- [What is needed] Please list all lines of the material below in which the string "JSON" occurs.

- [Data for this exercise]
[START]

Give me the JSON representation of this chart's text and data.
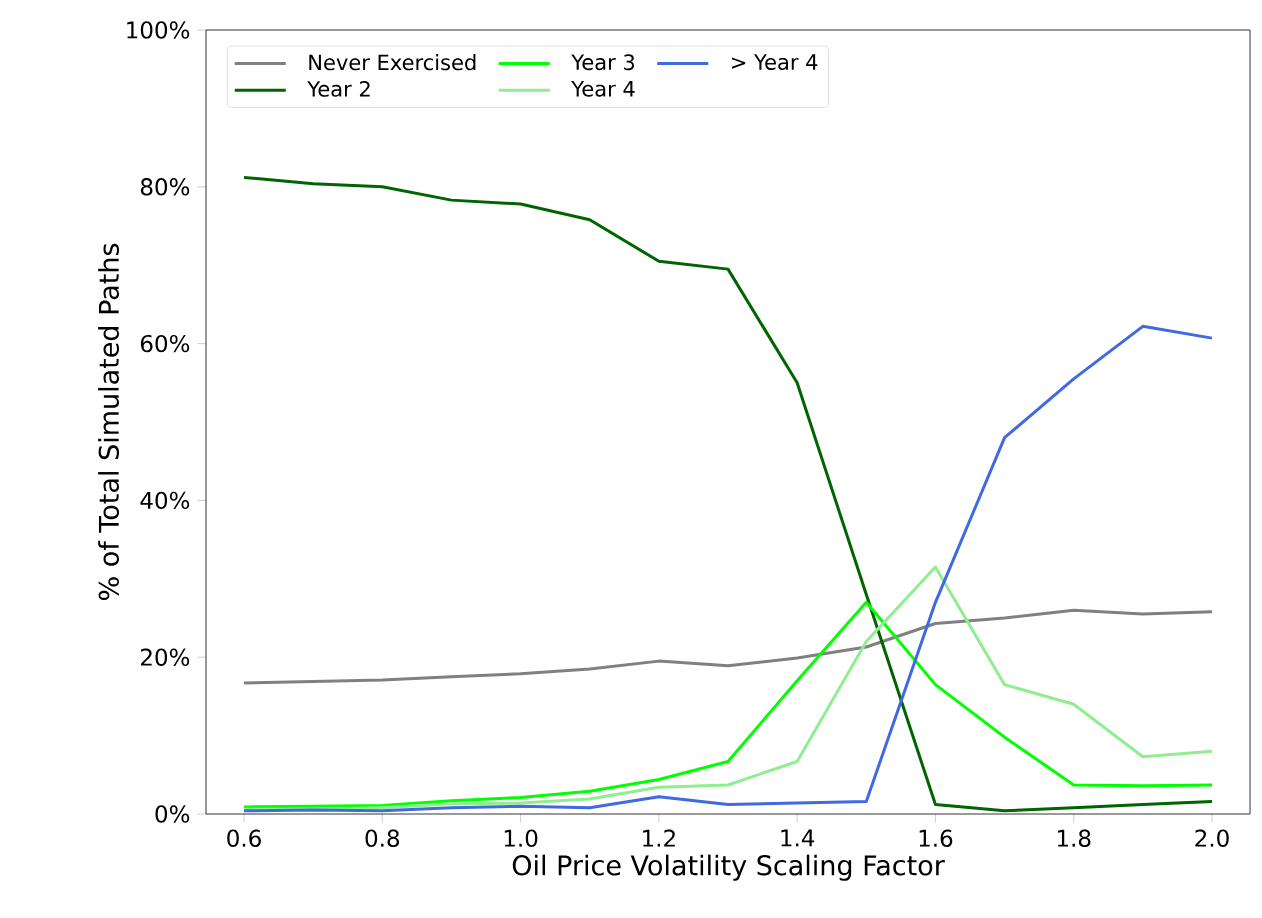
{
  "chart_data": {
    "type": "line",
    "xlabel": "Oil Price Volatility Scaling Factor",
    "ylabel": "% of Total Simulated Paths",
    "x": [
      0.6,
      0.7,
      0.8,
      0.9,
      1.0,
      1.1,
      1.2,
      1.3,
      1.4,
      1.5,
      1.6,
      1.7,
      1.8,
      1.9,
      2.0
    ],
    "xlim": [
      0.545,
      2.055
    ],
    "ylim": [
      0,
      100
    ],
    "xticks": [
      {
        "value": 0.6,
        "label": "0.6"
      },
      {
        "value": 0.8,
        "label": "0.8"
      },
      {
        "value": 1.0,
        "label": "1.0"
      },
      {
        "value": 1.2,
        "label": "1.2"
      },
      {
        "value": 1.4,
        "label": "1.4"
      },
      {
        "value": 1.6,
        "label": "1.6"
      },
      {
        "value": 1.8,
        "label": "1.8"
      },
      {
        "value": 2.0,
        "label": "2.0"
      }
    ],
    "yticks": [
      {
        "value": 0,
        "label": "0%"
      },
      {
        "value": 20,
        "label": "20%"
      },
      {
        "value": 40,
        "label": "40%"
      },
      {
        "value": 60,
        "label": "60%"
      },
      {
        "value": 80,
        "label": "80%"
      },
      {
        "value": 100,
        "label": "100%"
      }
    ],
    "legend": "top left",
    "grid": false,
    "series": [
      {
        "name": "Never Exercised",
        "color": "#808080",
        "values": [
          16.7,
          16.9,
          17.1,
          17.5,
          17.9,
          18.5,
          19.5,
          18.9,
          19.9,
          21.3,
          24.3,
          25.0,
          26.0,
          25.5,
          25.8
        ]
      },
      {
        "name": "Year 2",
        "color": "#006400",
        "values": [
          81.2,
          80.4,
          80.0,
          78.3,
          77.8,
          75.8,
          70.5,
          69.5,
          55.0,
          28.0,
          1.2,
          0.4,
          0.8,
          1.2,
          1.6
        ]
      },
      {
        "name": "Year 3",
        "color": "#00ff00",
        "values": [
          0.9,
          1.0,
          1.1,
          1.7,
          2.1,
          2.9,
          4.4,
          6.7,
          17.0,
          27.0,
          16.5,
          9.8,
          3.7,
          3.6,
          3.7
        ]
      },
      {
        "name": "Year 4",
        "color": "#90ee90",
        "values": [
          0.6,
          0.6,
          0.8,
          1.3,
          1.4,
          1.9,
          3.4,
          3.7,
          6.7,
          22.0,
          31.5,
          16.5,
          14.0,
          7.3,
          8.0
        ]
      },
      {
        "name": "> Year 4",
        "color": "#4169e1",
        "values": [
          0.4,
          0.5,
          0.4,
          0.8,
          1.0,
          0.8,
          2.2,
          1.2,
          1.4,
          1.6,
          27.0,
          48.0,
          55.5,
          62.2,
          60.7
        ]
      }
    ]
  }
}
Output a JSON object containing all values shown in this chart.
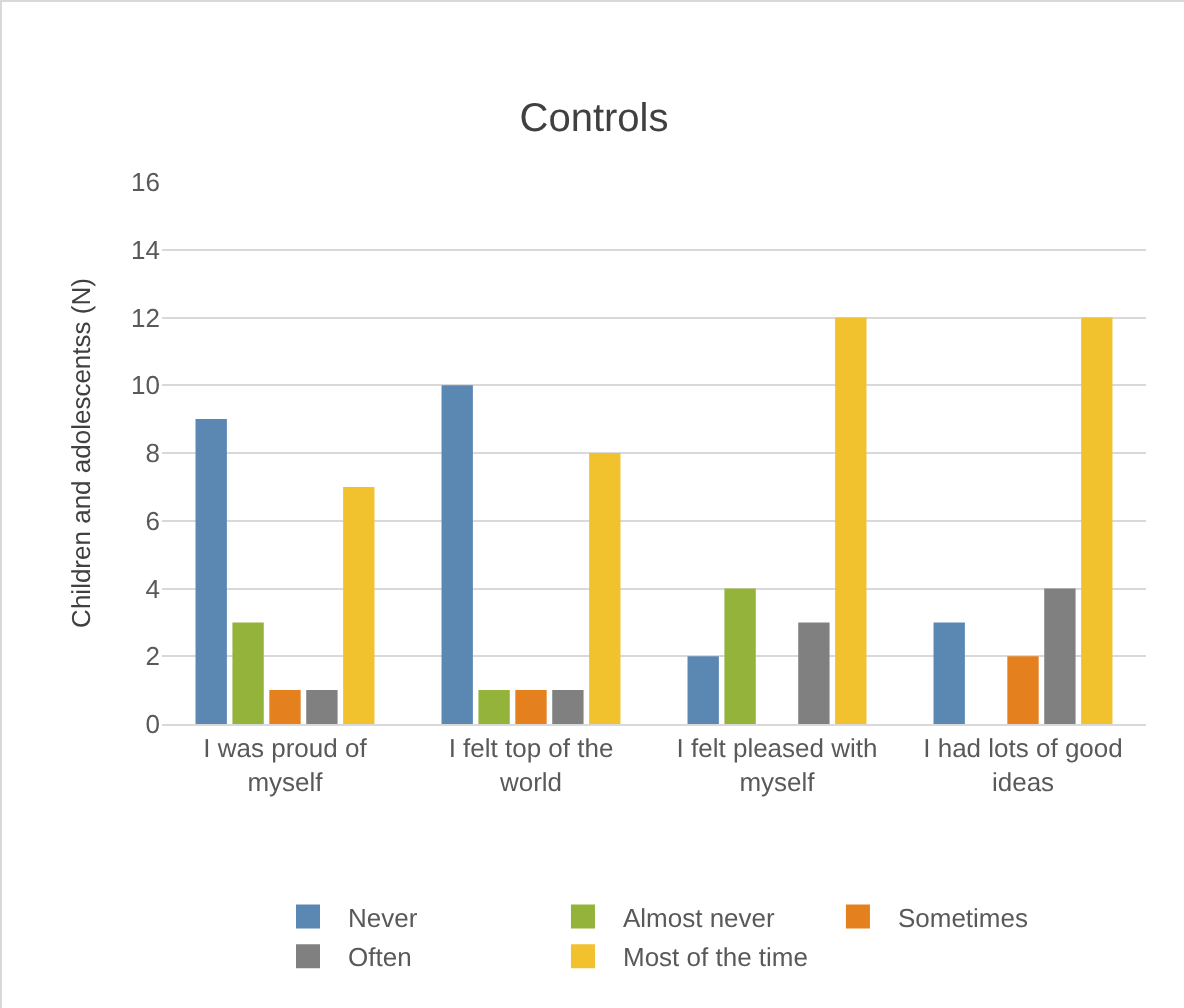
{
  "chart_data": {
    "type": "bar",
    "title": "Controls",
    "ylabel": "Children and adolescentss (N)",
    "categories": [
      "I was proud of myself",
      "I felt top of the world",
      "I felt pleased with myself",
      "I had lots of good ideas"
    ],
    "series": [
      {
        "name": "Never",
        "color": "#5b87b3",
        "values": [
          9,
          10,
          2,
          3
        ]
      },
      {
        "name": "Almost never",
        "color": "#93b33a",
        "values": [
          3,
          1,
          4,
          0
        ]
      },
      {
        "name": "Sometimes",
        "color": "#e5801f",
        "values": [
          1,
          1,
          0,
          2
        ]
      },
      {
        "name": "Often",
        "color": "#808080",
        "values": [
          1,
          1,
          3,
          4
        ]
      },
      {
        "name": "Most of the time",
        "color": "#f2c12e",
        "values": [
          7,
          8,
          12,
          12
        ]
      }
    ],
    "ylim": [
      0,
      16
    ],
    "yticks": [
      0,
      2,
      4,
      6,
      8,
      10,
      12,
      14,
      16
    ],
    "grid": "y",
    "legend": "bottom"
  }
}
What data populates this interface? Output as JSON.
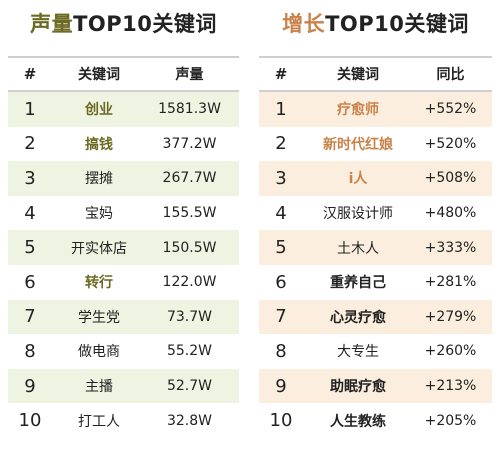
{
  "volume_panel": {
    "title_highlight": "声量",
    "title_rest": "TOP10关键词",
    "headers": [
      "#",
      "关键词",
      "声量"
    ],
    "rows": [
      {
        "rank": "1",
        "keyword": "创业",
        "value": "1581.3W"
      },
      {
        "rank": "2",
        "keyword": "搞钱",
        "value": "377.2W"
      },
      {
        "rank": "3",
        "keyword": "摆摊",
        "value": "267.7W"
      },
      {
        "rank": "4",
        "keyword": "宝妈",
        "value": "155.5W"
      },
      {
        "rank": "5",
        "keyword": "开实体店",
        "value": "150.5W"
      },
      {
        "rank": "6",
        "keyword": "转行",
        "value": "122.0W"
      },
      {
        "rank": "7",
        "keyword": "学生党",
        "value": "73.7W"
      },
      {
        "rank": "8",
        "keyword": "做电商",
        "value": "55.2W"
      },
      {
        "rank": "9",
        "keyword": "主播",
        "value": "52.7W"
      },
      {
        "rank": "10",
        "keyword": "打工人",
        "value": "32.8W"
      }
    ]
  },
  "growth_panel": {
    "title_highlight": "增长",
    "title_rest": "TOP10关键词",
    "headers": [
      "#",
      "关键词",
      "同比"
    ],
    "rows": [
      {
        "rank": "1",
        "keyword": "疗愈师",
        "value": "+552%"
      },
      {
        "rank": "2",
        "keyword": "新时代红娘",
        "value": "+520%"
      },
      {
        "rank": "3",
        "keyword": "i人",
        "value": "+508%"
      },
      {
        "rank": "4",
        "keyword": "汉服设计师",
        "value": "+480%"
      },
      {
        "rank": "5",
        "keyword": "土木人",
        "value": "+333%"
      },
      {
        "rank": "6",
        "keyword": "重养自己",
        "value": "+281%"
      },
      {
        "rank": "7",
        "keyword": "心灵疗愈",
        "value": "+279%"
      },
      {
        "rank": "8",
        "keyword": "大专生",
        "value": "+260%"
      },
      {
        "rank": "9",
        "keyword": "助眠疗愈",
        "value": "+213%"
      },
      {
        "rank": "10",
        "keyword": "人生教练",
        "value": "+205%"
      }
    ]
  },
  "colors": {
    "volume_accent": "#6b6a23",
    "growth_accent": "#c9834a",
    "volume_shade": "#eff3e1",
    "growth_shade": "#fbeede",
    "rule": "#cfcfcf"
  }
}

[END]

- [Full solution]
Give me the JSON representation of this chart's text and data.
Output a JSON object containing all values shown in this chart.
What data populates this interface? Output as JSON.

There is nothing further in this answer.